[Dataset items]
****

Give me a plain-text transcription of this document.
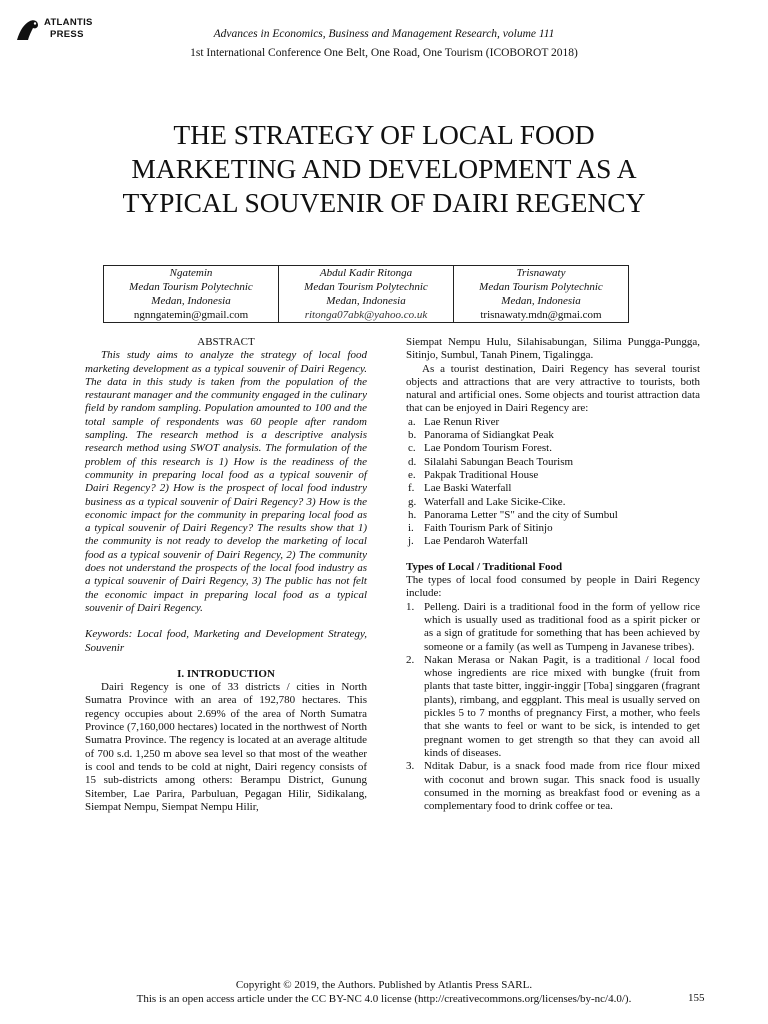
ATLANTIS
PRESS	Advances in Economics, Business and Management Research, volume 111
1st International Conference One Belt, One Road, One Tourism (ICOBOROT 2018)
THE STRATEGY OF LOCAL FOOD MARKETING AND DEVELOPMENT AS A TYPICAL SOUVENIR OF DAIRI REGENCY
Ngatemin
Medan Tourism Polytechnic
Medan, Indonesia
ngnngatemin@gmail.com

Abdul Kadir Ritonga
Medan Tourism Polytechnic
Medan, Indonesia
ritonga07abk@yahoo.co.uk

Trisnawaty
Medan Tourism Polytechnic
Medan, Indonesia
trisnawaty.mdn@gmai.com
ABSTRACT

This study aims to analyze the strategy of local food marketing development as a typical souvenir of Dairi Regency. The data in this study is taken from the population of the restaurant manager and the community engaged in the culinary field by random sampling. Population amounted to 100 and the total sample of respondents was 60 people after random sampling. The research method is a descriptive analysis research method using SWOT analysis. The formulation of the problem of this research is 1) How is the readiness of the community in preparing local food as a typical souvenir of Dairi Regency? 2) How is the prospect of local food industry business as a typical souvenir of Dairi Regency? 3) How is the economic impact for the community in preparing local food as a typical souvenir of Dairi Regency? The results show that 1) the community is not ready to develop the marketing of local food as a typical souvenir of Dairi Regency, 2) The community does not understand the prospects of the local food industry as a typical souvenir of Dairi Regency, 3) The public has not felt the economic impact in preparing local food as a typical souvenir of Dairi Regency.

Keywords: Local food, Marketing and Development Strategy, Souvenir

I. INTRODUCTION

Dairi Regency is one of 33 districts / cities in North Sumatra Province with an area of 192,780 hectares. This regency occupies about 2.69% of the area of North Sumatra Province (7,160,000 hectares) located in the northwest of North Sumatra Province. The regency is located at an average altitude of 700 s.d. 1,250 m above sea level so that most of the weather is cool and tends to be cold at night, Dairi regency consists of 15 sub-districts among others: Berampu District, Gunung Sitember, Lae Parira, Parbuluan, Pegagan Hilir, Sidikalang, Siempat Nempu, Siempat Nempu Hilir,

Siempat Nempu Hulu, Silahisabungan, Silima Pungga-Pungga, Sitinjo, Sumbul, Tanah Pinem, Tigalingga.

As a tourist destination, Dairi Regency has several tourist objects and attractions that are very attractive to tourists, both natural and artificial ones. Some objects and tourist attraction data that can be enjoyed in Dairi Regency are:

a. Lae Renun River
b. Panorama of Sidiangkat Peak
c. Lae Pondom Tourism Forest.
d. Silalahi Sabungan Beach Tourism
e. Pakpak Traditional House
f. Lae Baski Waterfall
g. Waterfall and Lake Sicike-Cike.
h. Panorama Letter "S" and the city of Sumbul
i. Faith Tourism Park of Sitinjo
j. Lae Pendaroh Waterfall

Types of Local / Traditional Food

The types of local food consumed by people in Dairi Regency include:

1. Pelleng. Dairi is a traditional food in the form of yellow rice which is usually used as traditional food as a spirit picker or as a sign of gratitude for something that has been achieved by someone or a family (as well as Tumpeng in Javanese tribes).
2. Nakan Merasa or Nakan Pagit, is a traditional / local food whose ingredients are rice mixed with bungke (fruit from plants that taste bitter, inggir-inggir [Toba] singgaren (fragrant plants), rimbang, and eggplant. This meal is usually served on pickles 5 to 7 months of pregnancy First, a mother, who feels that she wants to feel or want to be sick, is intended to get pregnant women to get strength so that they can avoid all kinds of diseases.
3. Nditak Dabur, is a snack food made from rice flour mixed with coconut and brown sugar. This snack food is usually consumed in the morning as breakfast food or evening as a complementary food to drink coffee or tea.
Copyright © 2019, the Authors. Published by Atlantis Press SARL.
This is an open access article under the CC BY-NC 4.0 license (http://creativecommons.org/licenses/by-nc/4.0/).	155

****

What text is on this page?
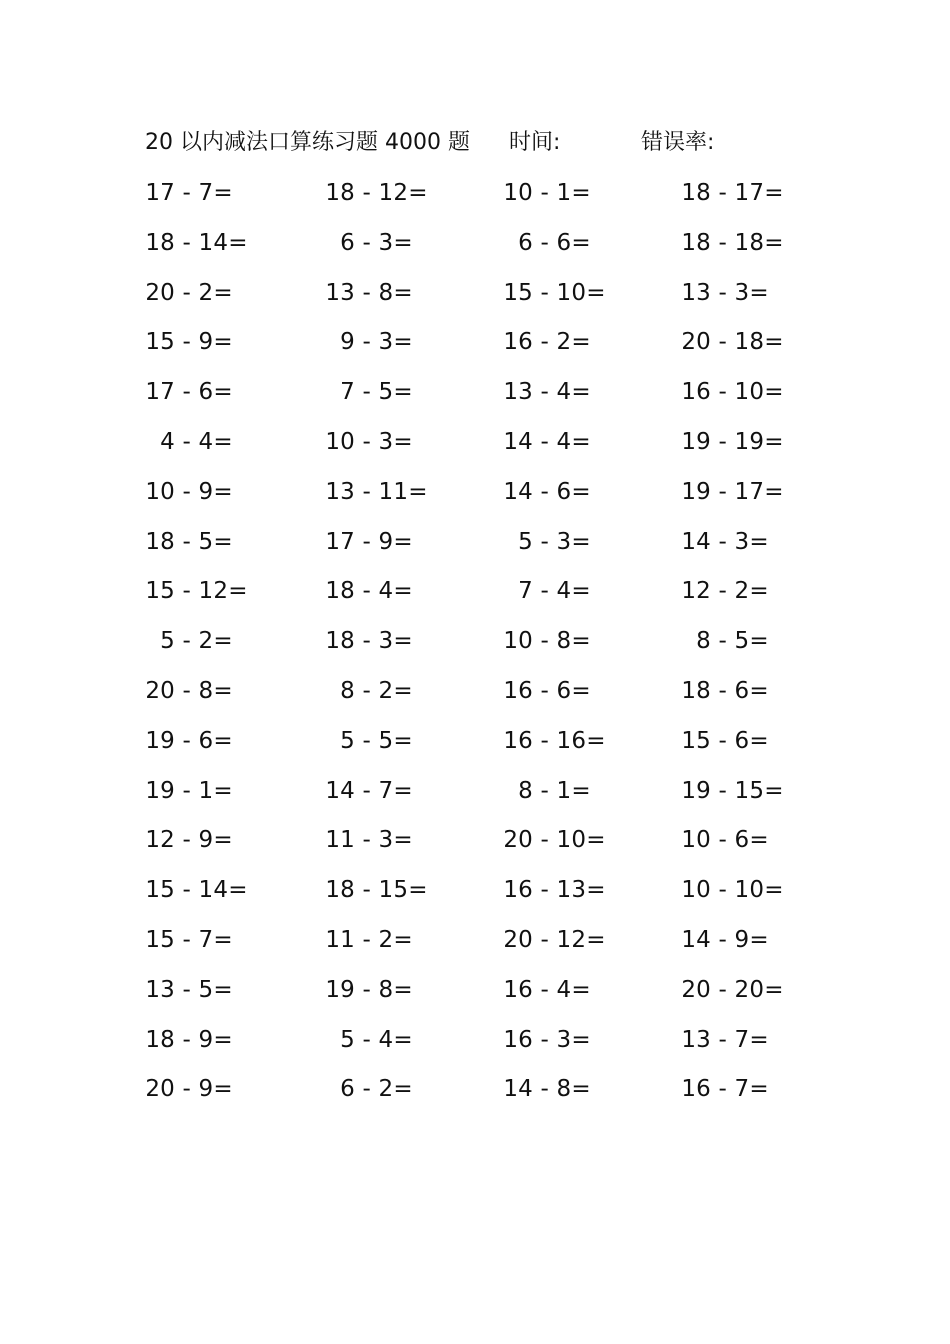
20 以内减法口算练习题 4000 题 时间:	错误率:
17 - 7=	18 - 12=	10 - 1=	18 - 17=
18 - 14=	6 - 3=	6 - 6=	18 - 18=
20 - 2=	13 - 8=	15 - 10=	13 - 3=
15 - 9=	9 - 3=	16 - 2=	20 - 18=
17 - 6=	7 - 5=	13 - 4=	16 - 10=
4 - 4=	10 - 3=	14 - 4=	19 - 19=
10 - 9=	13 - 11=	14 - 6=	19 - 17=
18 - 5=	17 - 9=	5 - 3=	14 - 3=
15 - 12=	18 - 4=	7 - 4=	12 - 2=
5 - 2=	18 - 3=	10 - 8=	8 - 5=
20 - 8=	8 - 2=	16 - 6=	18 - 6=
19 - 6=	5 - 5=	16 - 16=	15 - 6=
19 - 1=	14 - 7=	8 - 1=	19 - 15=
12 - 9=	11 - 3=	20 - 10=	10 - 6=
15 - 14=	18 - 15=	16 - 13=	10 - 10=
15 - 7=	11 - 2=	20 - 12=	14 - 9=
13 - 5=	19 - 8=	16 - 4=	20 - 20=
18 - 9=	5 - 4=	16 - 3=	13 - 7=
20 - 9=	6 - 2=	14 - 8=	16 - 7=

****

What the task asks:
Return every line holding the word "usually" from the records.

Exercise answer:
1. Pelleng. Dairi is a traditional food in the form of yellow rice which is usually used as traditional food as a spirit picker or as a sign of gratitude for something that has been achieved by someone or a family (as well as Tumpeng in Javanese tribes).
2. Nakan Merasa or Nakan Pagit, is a traditional / local food whose ingredients are rice mixed with bungke (fruit from plants that taste bitter, inggir-inggir [Toba] singgaren (fragrant plants), rimbang, and eggplant. This meal is usually served on pickles 5 to 7 months of pregnancy First, a mother, who feels that she wants to feel or want to be sick, is intended to get pregnant women to get strength so that they can avoid all kinds of diseases.
3. Nditak Dabur, is a snack food made from rice flour mixed with coconut and brown sugar. This snack food is usually consumed in the morning as breakfast food or evening as a complementary food to drink coffee or tea.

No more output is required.